> _Set problem_: Your task is to reproduce the material exactly.

> _Provided data_:
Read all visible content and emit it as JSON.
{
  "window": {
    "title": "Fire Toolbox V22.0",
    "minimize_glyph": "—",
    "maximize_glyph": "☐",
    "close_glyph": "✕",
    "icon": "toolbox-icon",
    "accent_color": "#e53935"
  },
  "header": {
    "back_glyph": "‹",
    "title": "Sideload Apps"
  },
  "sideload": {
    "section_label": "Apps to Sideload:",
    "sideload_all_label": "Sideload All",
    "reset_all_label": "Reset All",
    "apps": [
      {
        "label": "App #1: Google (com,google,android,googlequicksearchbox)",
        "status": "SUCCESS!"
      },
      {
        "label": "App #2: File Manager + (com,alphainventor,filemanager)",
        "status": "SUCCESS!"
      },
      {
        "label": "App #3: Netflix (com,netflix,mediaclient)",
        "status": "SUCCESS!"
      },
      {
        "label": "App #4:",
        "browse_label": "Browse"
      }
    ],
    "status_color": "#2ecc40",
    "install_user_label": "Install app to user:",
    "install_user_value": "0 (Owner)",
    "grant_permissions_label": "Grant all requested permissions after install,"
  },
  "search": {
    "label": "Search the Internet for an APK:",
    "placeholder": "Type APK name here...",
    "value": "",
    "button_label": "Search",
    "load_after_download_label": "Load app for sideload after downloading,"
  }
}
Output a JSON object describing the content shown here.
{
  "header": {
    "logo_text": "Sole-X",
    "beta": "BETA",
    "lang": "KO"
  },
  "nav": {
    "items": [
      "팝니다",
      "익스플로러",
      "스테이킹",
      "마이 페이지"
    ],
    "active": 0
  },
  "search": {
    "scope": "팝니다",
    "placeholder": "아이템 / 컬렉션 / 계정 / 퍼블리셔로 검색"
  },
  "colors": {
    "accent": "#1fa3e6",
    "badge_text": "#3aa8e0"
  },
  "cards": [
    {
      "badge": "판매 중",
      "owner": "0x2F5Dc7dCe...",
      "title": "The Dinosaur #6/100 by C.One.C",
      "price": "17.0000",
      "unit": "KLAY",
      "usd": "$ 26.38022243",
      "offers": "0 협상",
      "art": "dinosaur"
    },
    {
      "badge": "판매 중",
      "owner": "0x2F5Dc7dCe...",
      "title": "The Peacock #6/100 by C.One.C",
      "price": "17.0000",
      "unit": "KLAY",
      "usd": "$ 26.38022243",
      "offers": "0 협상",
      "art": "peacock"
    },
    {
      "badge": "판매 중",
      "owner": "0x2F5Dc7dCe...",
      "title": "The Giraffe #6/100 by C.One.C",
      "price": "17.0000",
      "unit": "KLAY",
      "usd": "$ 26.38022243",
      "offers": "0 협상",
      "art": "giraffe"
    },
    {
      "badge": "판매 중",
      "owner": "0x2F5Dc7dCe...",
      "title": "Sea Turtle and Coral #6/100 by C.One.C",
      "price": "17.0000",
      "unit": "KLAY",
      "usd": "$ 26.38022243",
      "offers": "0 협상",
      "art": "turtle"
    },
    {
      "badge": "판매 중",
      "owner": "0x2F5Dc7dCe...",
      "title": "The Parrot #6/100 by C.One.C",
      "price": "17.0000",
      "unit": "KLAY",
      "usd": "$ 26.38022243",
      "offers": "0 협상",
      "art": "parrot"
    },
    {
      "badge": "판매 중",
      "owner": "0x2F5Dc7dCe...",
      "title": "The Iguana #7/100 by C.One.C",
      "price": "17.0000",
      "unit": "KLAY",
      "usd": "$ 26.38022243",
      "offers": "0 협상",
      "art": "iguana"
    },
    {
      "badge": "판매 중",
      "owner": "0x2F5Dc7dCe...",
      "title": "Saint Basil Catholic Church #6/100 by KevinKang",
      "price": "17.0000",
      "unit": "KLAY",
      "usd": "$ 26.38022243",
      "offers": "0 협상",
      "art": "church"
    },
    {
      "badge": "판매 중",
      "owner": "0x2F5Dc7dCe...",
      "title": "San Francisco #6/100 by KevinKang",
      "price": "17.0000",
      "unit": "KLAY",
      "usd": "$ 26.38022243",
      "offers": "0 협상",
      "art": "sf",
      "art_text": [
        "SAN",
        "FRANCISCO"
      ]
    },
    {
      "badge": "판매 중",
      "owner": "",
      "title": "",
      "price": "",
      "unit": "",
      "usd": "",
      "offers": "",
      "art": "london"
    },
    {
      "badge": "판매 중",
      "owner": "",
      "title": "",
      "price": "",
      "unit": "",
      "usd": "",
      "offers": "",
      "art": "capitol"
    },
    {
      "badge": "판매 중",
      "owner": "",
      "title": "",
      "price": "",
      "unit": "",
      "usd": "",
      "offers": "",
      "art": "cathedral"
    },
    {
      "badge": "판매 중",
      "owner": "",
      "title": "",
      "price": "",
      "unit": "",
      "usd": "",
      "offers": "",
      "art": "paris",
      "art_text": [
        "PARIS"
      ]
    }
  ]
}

> _Written answer_:
Read all visible content and emit it as JSON.
{
  "window": {
    "title": "Fire Toolbox V22.0",
    "minimize_glyph": "—",
    "maximize_glyph": "☐",
    "close_glyph": "✕",
    "icon": "toolbox-icon",
    "accent_color": "#e53935"
  },
  "header": {
    "back_glyph": "‹",
    "title": "Sideload Apps"
  },
  "sideload": {
    "section_label": "Apps to Sideload:",
    "sideload_all_label": "Sideload All",
    "reset_all_label": "Reset All",
    "apps": [
      {
        "label": "App #1: Google (com,google,android,googlequicksearchbox)",
        "status": "SUCCESS!"
      },
      {
        "label": "App #2: File Manager + (com,alphainventor,filemanager)",
        "status": "SUCCESS!"
      },
      {
        "label": "App #3: Netflix (com,netflix,mediaclient)",
        "status": "SUCCESS!"
      },
      {
        "label": "App #4:",
        "browse_label": "Browse"
      }
    ],
    "status_color": "#2ecc40",
    "install_user_label": "Install app to user:",
    "install_user_value": "0 (Owner)",
    "grant_permissions_label": "Grant all requested permissions after install,"
  },
  "search": {
    "label": "Search the Internet for an APK:",
    "placeholder": "Type APK name here...",
    "value": "",
    "button_label": "Search",
    "load_after_download_label": "Load app for sideload after downloading,"
  }
}
Output a JSON object describing the content shown here.
{
  "header": {
    "logo_text": "Sole-X",
    "beta": "BETA",
    "lang": "KO"
  },
  "nav": {
    "items": [
      "팝니다",
      "익스플로러",
      "스테이킹",
      "마이 페이지"
    ],
    "active": 0
  },
  "search": {
    "scope": "팝니다",
    "placeholder": "아이템 / 컬렉션 / 계정 / 퍼블리셔로 검색"
  },
  "colors": {
    "accent": "#1fa3e6",
    "badge_text": "#3aa8e0"
  },
  "cards": [
    {
      "badge": "판매 중",
      "owner": "0x2F5Dc7dCe...",
      "title": "The Dinosaur #6/100 by C.One.C",
      "price": "17.0000",
      "unit": "KLAY",
      "usd": "$ 26.38022243",
      "offers": "0 협상",
      "art": "dinosaur"
    },
    {
      "badge": "판매 중",
      "owner": "0x2F5Dc7dCe...",
      "title": "The Peacock #6/100 by C.One.C",
      "price": "17.0000",
      "unit": "KLAY",
      "usd": "$ 26.38022243",
      "offers": "0 협상",
      "art": "peacock"
    },
    {
      "badge": "판매 중",
      "owner": "0x2F5Dc7dCe...",
      "title": "The Giraffe #6/100 by C.One.C",
      "price": "17.0000",
      "unit": "KLAY",
      "usd": "$ 26.38022243",
      "offers": "0 협상",
      "art": "giraffe"
    },
    {
      "badge": "판매 중",
      "owner": "0x2F5Dc7dCe...",
      "title": "Sea Turtle and Coral #6/100 by C.One.C",
      "price": "17.0000",
      "unit": "KLAY",
      "usd": "$ 26.38022243",
      "offers": "0 협상",
      "art": "turtle"
    },
    {
      "badge": "판매 중",
      "owner": "0x2F5Dc7dCe...",
      "title": "The Parrot #6/100 by C.One.C",
      "price": "17.0000",
      "unit": "KLAY",
      "usd": "$ 26.38022243",
      "offers": "0 협상",
      "art": "parrot"
    },
    {
      "badge": "판매 중",
      "owner": "0x2F5Dc7dCe...",
      "title": "The Iguana #7/100 by C.One.C",
      "price": "17.0000",
      "unit": "KLAY",
      "usd": "$ 26.38022243",
      "offers": "0 협상",
      "art": "iguana"
    },
    {
      "badge": "판매 중",
      "owner": "0x2F5Dc7dCe...",
      "title": "Saint Basil Catholic Church #6/100 by KevinKang",
      "price": "17.0000",
      "unit": "KLAY",
      "usd": "$ 26.38022243",
      "offers": "0 협상",
      "art": "church"
    },
    {
      "badge": "판매 중",
      "owner": "0x2F5Dc7dCe...",
      "title": "San Francisco #6/100 by KevinKang",
      "price": "17.0000",
      "unit": "KLAY",
      "usd": "$ 26.38022243",
      "offers": "0 협상",
      "art": "sf",
      "art_text": [
        "SAN",
        "FRANCISCO"
      ]
    },
    {
      "badge": "판매 중",
      "owner": "",
      "title": "",
      "price": "",
      "unit": "",
      "usd": "",
      "offers": "",
      "art": "london"
    },
    {
      "badge": "판매 중",
      "owner": "",
      "title": "",
      "price": "",
      "unit": "",
      "usd": "",
      "offers": "",
      "art": "capitol"
    },
    {
      "badge": "판매 중",
      "owner": "",
      "title": "",
      "price": "",
      "unit": "",
      "usd": "",
      "offers": "",
      "art": "cathedral"
    },
    {
      "badge": "판매 중",
      "owner": "",
      "title": "",
      "price": "",
      "unit": "",
      "usd": "",
      "offers": "",
      "art": "paris",
      "art_text": [
        "PARIS"
      ]
    }
  ]
}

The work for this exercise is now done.